═══ Supplied data ═══

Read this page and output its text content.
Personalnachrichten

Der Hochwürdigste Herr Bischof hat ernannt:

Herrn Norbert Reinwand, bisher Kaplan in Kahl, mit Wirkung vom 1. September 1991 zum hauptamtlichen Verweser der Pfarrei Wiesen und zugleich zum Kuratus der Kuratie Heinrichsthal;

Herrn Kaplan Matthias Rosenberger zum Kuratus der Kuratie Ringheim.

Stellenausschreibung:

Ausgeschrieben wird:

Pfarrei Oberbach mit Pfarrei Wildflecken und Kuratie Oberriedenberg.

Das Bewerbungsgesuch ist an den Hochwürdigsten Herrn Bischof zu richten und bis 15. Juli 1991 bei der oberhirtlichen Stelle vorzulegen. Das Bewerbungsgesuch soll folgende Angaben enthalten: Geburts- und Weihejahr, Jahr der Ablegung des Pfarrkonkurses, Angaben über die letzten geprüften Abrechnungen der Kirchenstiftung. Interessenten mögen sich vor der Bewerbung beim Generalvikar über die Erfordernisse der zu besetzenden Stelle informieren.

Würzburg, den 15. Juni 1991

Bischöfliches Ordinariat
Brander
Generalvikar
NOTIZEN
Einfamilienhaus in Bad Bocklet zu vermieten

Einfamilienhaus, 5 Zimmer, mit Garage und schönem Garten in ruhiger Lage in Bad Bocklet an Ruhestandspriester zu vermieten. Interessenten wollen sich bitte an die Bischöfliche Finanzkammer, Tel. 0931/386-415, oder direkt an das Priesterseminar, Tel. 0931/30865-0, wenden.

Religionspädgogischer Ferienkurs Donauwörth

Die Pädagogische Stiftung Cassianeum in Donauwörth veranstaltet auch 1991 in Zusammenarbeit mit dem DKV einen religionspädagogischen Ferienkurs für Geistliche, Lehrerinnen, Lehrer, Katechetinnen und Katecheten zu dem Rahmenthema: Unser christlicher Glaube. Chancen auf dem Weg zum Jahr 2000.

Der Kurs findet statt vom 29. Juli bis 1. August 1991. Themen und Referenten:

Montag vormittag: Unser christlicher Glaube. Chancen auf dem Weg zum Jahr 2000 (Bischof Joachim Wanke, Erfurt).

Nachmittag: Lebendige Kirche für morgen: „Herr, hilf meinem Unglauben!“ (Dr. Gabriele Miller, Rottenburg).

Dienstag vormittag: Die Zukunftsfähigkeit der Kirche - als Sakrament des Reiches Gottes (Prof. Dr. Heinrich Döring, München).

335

═══

## Set problem
Every entry above needs to be quoted exactly.

## Output for this task
Read this page and output its text content.
Personalnachrichten

Der Hochwürdigste Herr Bischof hat ernannt:

Herrn Norbert Reinwand, bisher Kaplan in Kahl, mit Wirkung vom 1. September 1991 zum hauptamtlichen Verweser der Pfarrei Wiesen und zugleich zum Kuratus der Kuratie Heinrichsthal;

Herrn Kaplan Matthias Rosenberger zum Kuratus der Kuratie Ringheim.

Stellenausschreibung:

Ausgeschrieben wird:

Pfarrei Oberbach mit Pfarrei Wildflecken und Kuratie Oberriedenberg.

Das Bewerbungsgesuch ist an den Hochwürdigsten Herrn Bischof zu richten und bis 15. Juli 1991 bei der oberhirtlichen Stelle vorzulegen. Das Bewerbungsgesuch soll folgende Angaben enthalten: Geburts- und Weihejahr, Jahr der Ablegung des Pfarrkonkurses, Angaben über die letzten geprüften Abrechnungen der Kirchenstiftung. Interessenten mögen sich vor der Bewerbung beim Generalvikar über die Erfordernisse der zu besetzenden Stelle informieren.

Würzburg, den 15. Juni 1991

Bischöfliches Ordinariat
Brander
Generalvikar
NOTIZEN
Einfamilienhaus in Bad Bocklet zu vermieten

Einfamilienhaus, 5 Zimmer, mit Garage und schönem Garten in ruhiger Lage in Bad Bocklet an Ruhestandspriester zu vermieten. Interessenten wollen sich bitte an die Bischöfliche Finanzkammer, Tel. 0931/386-415, oder direkt an das Priesterseminar, Tel. 0931/30865-0, wenden.

Religionspädgogischer Ferienkurs Donauwörth

Die Pädagogische Stiftung Cassianeum in Donauwörth veranstaltet auch 1991 in Zusammenarbeit mit dem DKV einen religionspädagogischen Ferienkurs für Geistliche, Lehrerinnen, Lehrer, Katechetinnen und Katecheten zu dem Rahmenthema: Unser christlicher Glaube. Chancen auf dem Weg zum Jahr 2000.

Der Kurs findet statt vom 29. Juli bis 1. August 1991. Themen und Referenten:

Montag vormittag: Unser christlicher Glaube. Chancen auf dem Weg zum Jahr 2000 (Bischof Joachim Wanke, Erfurt).

Nachmittag: Lebendige Kirche für morgen: „Herr, hilf meinem Unglauben!“ (Dr. Gabriele Miller, Rottenburg).

Dienstag vormittag: Die Zukunftsfähigkeit der Kirche - als Sakrament des Reiches Gottes (Prof. Dr. Heinrich Döring, München).

335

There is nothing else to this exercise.